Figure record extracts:
begin
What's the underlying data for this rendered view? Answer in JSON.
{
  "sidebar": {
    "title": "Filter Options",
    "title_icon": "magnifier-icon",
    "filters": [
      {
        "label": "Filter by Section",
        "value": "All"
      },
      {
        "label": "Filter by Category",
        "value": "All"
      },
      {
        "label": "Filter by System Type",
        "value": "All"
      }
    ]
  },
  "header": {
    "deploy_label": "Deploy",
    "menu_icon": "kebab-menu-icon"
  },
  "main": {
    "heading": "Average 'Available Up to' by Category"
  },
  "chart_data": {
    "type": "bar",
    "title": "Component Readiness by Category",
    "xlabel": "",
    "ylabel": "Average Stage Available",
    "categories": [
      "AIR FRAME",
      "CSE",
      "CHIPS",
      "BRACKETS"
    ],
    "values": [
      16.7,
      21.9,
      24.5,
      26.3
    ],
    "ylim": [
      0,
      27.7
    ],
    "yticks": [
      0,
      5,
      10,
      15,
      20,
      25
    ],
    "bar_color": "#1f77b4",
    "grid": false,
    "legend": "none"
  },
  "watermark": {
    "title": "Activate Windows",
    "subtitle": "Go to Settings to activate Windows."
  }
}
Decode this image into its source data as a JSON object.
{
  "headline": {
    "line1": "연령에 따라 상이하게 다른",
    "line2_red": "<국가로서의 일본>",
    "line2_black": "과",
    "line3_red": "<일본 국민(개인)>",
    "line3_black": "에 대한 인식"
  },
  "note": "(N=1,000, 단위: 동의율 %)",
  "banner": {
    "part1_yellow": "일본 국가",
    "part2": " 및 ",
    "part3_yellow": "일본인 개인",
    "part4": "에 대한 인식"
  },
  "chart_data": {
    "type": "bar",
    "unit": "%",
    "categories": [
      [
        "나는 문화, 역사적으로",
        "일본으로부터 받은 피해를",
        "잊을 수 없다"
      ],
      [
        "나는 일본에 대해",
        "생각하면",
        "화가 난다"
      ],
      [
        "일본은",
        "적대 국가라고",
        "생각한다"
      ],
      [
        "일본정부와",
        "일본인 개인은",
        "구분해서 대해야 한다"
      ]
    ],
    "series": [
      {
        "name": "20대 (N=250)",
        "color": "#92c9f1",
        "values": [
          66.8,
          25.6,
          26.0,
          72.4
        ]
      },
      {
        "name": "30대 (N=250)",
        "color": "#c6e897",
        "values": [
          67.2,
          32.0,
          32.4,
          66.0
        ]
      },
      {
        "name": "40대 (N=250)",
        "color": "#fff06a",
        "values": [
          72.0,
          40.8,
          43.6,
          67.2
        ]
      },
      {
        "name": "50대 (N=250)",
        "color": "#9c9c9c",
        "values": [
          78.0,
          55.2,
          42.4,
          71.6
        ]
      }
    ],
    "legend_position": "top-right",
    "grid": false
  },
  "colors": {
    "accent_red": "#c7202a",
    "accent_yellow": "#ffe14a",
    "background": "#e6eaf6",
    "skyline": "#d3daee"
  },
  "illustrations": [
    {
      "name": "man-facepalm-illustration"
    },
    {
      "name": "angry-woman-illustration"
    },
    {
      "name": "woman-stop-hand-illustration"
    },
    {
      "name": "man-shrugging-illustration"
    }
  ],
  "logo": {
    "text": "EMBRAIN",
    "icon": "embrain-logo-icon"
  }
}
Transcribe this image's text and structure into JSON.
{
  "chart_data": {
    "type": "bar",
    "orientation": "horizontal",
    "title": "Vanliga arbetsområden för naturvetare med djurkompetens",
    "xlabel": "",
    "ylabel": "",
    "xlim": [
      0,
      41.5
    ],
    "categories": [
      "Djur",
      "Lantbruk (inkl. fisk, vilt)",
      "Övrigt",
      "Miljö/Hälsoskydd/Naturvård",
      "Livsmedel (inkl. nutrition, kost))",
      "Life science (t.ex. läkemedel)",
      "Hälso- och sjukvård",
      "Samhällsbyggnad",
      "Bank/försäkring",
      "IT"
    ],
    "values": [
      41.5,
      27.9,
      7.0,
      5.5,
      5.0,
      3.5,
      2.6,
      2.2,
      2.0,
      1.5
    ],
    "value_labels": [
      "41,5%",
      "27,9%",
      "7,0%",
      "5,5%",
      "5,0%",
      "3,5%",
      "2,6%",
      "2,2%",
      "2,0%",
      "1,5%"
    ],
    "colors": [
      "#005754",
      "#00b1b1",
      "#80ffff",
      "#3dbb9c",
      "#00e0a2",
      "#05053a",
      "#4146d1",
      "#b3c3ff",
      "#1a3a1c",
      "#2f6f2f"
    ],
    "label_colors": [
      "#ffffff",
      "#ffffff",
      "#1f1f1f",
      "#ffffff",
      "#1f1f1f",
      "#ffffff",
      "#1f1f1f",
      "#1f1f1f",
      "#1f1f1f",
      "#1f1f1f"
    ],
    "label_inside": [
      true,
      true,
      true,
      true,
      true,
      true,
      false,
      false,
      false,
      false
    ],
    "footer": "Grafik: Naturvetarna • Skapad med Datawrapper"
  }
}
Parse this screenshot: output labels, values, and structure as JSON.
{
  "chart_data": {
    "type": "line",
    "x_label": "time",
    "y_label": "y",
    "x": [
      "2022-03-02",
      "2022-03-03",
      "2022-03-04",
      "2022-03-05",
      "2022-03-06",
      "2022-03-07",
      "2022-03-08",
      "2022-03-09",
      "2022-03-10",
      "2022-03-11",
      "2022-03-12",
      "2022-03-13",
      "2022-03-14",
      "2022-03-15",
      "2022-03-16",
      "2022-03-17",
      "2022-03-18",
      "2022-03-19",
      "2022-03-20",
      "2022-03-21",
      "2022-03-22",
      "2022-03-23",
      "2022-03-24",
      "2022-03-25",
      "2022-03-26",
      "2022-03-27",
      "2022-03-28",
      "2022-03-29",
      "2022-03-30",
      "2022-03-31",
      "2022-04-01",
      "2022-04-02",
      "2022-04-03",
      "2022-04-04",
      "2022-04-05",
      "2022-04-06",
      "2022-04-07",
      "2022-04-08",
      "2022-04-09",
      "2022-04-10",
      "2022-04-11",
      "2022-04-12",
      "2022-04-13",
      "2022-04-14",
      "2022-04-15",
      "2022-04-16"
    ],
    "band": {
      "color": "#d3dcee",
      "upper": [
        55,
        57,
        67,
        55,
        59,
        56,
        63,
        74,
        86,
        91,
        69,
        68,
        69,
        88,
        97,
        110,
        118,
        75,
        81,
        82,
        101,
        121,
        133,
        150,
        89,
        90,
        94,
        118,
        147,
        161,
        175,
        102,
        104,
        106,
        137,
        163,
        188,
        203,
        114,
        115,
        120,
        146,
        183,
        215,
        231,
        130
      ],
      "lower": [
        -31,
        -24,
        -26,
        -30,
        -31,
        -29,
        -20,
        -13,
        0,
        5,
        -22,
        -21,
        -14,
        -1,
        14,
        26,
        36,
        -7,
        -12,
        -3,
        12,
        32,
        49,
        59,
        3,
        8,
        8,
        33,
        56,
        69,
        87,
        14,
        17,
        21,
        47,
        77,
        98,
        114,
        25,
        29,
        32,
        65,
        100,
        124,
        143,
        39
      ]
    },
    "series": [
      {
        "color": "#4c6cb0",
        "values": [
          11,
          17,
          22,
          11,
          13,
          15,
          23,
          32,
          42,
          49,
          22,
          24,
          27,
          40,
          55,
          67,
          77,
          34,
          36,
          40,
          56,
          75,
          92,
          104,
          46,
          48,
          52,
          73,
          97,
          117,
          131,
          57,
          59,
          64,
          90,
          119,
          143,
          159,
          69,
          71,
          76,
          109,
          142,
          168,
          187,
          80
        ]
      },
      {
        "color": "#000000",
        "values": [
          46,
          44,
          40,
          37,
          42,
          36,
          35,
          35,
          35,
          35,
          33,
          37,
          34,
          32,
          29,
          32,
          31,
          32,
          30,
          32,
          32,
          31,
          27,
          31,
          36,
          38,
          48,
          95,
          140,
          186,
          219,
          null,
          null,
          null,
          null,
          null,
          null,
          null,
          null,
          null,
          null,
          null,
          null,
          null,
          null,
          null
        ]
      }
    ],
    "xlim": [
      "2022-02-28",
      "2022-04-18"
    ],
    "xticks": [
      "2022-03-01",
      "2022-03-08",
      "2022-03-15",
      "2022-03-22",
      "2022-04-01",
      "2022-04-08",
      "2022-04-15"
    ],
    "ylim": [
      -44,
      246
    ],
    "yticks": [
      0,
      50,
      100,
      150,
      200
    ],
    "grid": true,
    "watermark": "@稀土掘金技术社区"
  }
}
end
Written exercise:
Copy each line from the records above that includes the string "into".

Final result:
Decode this image into its source data as a JSON object.
Transcribe this image's text and structure into JSON.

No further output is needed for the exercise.